> Data provided
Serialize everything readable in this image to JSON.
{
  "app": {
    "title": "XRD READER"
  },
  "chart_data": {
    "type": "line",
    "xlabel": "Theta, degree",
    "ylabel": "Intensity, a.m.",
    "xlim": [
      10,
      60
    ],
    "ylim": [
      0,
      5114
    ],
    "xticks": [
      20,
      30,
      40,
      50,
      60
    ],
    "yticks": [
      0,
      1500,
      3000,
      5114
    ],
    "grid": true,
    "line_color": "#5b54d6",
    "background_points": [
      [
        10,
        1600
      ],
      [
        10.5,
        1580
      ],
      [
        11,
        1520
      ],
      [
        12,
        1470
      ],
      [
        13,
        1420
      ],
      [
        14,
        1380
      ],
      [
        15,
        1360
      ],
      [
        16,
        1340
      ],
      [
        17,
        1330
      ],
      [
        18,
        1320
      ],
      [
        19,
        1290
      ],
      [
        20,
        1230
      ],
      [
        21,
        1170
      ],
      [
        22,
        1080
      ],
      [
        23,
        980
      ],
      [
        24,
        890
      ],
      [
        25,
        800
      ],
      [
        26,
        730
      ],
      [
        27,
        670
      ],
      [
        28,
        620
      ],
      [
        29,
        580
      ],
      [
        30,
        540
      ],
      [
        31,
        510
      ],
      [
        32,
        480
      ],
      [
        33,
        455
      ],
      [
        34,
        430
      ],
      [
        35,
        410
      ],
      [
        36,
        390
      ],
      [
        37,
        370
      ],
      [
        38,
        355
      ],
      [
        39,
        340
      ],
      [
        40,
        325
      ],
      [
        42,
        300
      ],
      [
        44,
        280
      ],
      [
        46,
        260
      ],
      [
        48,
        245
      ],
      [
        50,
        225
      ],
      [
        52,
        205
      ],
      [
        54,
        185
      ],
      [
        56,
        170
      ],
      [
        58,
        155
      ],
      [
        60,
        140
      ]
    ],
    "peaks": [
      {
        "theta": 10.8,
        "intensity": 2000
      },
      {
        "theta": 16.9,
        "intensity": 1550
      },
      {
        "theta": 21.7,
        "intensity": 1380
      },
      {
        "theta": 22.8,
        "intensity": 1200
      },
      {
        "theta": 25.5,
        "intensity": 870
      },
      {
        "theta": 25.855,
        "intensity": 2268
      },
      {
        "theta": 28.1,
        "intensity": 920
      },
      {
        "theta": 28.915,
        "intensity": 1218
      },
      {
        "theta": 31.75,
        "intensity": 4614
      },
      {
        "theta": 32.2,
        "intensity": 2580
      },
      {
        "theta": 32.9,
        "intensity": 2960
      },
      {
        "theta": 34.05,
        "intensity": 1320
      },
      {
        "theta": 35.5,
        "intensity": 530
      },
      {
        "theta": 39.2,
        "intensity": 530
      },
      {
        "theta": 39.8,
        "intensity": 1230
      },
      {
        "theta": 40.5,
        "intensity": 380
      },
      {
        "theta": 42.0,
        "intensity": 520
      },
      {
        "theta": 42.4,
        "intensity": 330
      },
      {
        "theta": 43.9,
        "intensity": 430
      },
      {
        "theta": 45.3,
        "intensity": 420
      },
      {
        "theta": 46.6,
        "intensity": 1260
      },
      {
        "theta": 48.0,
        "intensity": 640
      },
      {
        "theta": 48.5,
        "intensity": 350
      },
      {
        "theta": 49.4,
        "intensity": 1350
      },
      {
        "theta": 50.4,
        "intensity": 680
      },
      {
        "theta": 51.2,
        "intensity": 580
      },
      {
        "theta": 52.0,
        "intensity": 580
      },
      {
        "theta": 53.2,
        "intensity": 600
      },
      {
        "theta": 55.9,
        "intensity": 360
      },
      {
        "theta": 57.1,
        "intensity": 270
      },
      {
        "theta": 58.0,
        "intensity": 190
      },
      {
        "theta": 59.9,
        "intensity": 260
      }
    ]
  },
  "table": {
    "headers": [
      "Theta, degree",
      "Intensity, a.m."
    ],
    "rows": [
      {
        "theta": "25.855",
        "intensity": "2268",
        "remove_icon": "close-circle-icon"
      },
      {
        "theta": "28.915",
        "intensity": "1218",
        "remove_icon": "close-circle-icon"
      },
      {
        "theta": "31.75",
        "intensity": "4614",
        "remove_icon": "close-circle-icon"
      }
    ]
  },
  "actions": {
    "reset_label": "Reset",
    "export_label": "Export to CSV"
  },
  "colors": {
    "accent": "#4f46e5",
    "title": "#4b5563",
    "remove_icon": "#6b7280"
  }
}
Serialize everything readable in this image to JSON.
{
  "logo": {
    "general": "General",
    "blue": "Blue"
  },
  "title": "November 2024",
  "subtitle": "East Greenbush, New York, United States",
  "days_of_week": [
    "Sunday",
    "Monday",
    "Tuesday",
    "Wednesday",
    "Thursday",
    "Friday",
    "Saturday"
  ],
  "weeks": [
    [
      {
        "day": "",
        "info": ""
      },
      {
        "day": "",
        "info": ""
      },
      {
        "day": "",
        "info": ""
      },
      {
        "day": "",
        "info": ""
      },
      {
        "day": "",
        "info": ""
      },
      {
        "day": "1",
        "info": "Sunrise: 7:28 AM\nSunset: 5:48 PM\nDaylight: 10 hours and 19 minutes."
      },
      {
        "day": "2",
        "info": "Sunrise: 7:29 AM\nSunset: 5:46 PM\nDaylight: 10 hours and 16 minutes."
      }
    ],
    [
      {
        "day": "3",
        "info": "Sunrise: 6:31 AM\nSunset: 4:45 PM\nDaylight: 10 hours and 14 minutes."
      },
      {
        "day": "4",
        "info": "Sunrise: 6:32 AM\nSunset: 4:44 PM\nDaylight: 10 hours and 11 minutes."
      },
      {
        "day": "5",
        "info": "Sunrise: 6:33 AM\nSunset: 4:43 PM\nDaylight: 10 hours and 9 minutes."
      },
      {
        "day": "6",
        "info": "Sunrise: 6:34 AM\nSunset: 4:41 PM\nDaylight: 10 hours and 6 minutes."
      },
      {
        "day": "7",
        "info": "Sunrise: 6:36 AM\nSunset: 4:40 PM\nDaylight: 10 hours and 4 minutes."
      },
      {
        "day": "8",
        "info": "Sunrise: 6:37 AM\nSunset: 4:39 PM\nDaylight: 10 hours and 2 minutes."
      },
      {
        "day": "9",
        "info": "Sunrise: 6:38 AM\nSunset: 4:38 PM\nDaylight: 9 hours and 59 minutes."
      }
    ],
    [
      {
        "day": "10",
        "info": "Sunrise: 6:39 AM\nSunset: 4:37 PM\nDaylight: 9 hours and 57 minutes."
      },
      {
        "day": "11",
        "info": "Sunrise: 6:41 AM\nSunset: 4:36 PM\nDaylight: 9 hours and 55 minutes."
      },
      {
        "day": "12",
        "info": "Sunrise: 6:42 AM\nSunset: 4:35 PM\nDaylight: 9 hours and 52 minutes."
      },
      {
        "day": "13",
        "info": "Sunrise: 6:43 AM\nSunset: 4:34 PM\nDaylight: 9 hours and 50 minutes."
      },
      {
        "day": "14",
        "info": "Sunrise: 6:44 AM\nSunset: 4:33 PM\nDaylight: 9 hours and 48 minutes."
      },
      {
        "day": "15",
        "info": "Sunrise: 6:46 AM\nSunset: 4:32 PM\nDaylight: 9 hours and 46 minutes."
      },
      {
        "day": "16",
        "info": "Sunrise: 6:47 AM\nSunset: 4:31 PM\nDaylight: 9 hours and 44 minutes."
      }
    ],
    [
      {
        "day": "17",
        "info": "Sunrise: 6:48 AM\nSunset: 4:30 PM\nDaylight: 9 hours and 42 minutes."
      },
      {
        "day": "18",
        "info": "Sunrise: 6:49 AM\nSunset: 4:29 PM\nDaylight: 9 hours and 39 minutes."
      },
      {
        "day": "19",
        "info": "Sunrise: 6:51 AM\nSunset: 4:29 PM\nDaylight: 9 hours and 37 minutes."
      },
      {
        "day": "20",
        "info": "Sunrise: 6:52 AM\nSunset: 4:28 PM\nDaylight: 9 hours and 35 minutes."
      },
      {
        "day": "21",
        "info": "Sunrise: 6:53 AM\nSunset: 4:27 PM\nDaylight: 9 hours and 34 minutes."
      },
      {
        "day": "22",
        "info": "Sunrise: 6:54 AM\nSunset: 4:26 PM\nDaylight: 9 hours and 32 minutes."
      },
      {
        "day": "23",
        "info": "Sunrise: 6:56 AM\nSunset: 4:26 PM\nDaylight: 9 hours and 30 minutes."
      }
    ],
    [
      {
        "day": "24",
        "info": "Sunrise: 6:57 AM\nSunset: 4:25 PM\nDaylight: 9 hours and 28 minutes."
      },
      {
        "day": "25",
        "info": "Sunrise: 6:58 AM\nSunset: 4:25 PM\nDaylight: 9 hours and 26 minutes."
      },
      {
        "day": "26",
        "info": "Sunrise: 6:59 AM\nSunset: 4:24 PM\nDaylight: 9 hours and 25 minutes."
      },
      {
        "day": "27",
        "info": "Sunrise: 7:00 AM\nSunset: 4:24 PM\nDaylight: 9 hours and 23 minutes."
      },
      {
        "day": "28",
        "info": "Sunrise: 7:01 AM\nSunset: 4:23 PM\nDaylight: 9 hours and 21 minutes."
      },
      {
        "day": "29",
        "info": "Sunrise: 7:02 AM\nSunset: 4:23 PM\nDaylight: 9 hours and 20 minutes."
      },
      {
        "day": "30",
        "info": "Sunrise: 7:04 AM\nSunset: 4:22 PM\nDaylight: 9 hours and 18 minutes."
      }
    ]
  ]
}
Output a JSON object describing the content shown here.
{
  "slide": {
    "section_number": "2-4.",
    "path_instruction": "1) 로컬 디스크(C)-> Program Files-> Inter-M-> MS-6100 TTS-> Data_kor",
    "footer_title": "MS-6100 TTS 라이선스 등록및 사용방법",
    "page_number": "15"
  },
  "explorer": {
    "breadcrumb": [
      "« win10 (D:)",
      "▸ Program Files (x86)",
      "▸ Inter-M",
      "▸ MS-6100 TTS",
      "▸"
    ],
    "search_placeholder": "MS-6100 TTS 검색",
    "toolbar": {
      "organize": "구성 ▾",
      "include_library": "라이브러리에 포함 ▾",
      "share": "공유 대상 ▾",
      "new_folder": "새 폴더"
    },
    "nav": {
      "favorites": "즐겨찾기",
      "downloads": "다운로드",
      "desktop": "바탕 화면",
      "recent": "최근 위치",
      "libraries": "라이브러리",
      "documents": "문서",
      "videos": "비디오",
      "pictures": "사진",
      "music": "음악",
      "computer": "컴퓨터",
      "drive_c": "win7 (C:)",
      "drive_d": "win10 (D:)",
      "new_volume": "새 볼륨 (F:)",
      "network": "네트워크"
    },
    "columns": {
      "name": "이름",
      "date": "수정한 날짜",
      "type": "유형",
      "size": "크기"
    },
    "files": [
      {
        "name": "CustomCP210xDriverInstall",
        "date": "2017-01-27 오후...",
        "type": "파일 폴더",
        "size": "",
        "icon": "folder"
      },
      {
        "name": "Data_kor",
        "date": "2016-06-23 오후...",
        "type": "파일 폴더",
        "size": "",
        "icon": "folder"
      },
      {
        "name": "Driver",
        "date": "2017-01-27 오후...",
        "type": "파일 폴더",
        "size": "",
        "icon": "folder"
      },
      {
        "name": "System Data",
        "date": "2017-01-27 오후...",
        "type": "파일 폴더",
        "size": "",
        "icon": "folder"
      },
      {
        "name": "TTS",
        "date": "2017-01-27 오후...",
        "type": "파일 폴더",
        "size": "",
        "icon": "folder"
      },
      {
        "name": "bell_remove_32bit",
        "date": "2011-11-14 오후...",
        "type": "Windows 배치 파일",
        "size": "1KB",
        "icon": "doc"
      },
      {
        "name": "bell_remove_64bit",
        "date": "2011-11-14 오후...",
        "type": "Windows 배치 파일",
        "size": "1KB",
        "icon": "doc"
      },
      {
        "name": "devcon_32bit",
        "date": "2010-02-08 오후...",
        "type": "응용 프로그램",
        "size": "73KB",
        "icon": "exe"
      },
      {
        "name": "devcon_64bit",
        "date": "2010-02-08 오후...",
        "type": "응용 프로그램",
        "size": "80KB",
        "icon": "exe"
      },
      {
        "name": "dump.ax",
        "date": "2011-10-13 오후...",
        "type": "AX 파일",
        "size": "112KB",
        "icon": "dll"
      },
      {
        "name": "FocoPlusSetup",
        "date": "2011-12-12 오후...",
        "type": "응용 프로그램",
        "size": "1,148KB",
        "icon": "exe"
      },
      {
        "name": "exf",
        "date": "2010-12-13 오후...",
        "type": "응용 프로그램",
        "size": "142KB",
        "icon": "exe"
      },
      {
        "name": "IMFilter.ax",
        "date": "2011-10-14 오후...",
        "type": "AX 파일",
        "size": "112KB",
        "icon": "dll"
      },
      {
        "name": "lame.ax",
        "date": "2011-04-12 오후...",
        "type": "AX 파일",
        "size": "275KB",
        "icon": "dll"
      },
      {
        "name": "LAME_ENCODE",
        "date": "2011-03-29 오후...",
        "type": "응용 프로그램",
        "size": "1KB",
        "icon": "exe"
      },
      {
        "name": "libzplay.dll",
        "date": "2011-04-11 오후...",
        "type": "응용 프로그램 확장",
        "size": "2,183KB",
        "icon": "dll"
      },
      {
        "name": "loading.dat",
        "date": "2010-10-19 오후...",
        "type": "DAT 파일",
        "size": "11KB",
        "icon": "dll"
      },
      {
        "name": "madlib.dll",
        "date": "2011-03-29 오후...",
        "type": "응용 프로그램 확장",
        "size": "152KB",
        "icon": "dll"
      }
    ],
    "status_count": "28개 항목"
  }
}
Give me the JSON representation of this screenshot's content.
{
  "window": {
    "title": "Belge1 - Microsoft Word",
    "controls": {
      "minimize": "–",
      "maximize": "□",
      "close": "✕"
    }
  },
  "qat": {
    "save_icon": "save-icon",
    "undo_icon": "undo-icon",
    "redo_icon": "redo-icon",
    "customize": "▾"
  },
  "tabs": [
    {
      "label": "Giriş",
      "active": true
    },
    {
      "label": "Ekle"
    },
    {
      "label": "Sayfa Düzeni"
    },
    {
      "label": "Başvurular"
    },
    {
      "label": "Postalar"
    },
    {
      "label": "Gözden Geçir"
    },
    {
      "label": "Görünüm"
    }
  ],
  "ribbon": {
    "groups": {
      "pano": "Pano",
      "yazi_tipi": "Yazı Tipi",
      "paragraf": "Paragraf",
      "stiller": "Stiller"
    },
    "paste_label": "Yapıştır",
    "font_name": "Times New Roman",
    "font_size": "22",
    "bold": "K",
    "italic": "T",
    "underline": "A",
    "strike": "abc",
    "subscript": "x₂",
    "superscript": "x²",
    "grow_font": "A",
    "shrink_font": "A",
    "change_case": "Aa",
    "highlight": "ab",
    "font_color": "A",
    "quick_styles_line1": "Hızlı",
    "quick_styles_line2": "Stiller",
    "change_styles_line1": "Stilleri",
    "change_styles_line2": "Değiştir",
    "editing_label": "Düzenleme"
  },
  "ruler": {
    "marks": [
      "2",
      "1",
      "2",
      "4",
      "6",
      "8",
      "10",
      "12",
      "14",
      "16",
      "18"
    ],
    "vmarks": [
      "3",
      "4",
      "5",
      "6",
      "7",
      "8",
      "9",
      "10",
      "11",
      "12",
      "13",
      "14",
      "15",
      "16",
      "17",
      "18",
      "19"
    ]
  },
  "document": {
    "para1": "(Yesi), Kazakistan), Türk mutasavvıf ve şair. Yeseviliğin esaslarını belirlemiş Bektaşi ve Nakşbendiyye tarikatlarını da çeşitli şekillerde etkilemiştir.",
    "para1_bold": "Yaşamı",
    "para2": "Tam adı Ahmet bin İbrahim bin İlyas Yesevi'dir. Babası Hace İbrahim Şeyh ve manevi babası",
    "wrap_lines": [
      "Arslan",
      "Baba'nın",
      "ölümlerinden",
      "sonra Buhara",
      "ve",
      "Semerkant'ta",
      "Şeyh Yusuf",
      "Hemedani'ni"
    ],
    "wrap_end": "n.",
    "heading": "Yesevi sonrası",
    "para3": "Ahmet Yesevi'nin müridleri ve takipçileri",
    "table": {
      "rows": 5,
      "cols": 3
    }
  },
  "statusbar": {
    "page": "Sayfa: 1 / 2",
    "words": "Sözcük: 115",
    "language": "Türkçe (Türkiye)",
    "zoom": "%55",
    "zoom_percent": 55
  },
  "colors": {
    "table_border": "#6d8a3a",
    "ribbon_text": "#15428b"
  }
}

> Given exercise
Identify each line holding the string "Şeyh", and copy it out.

> Task solution
    "para2": "Tam adı Ahmet bin İbrahim bin İlyas Yesevi'dir. Babası Hace İbrahim Şeyh ve manevi babası",
      "Şeyh Yusuf",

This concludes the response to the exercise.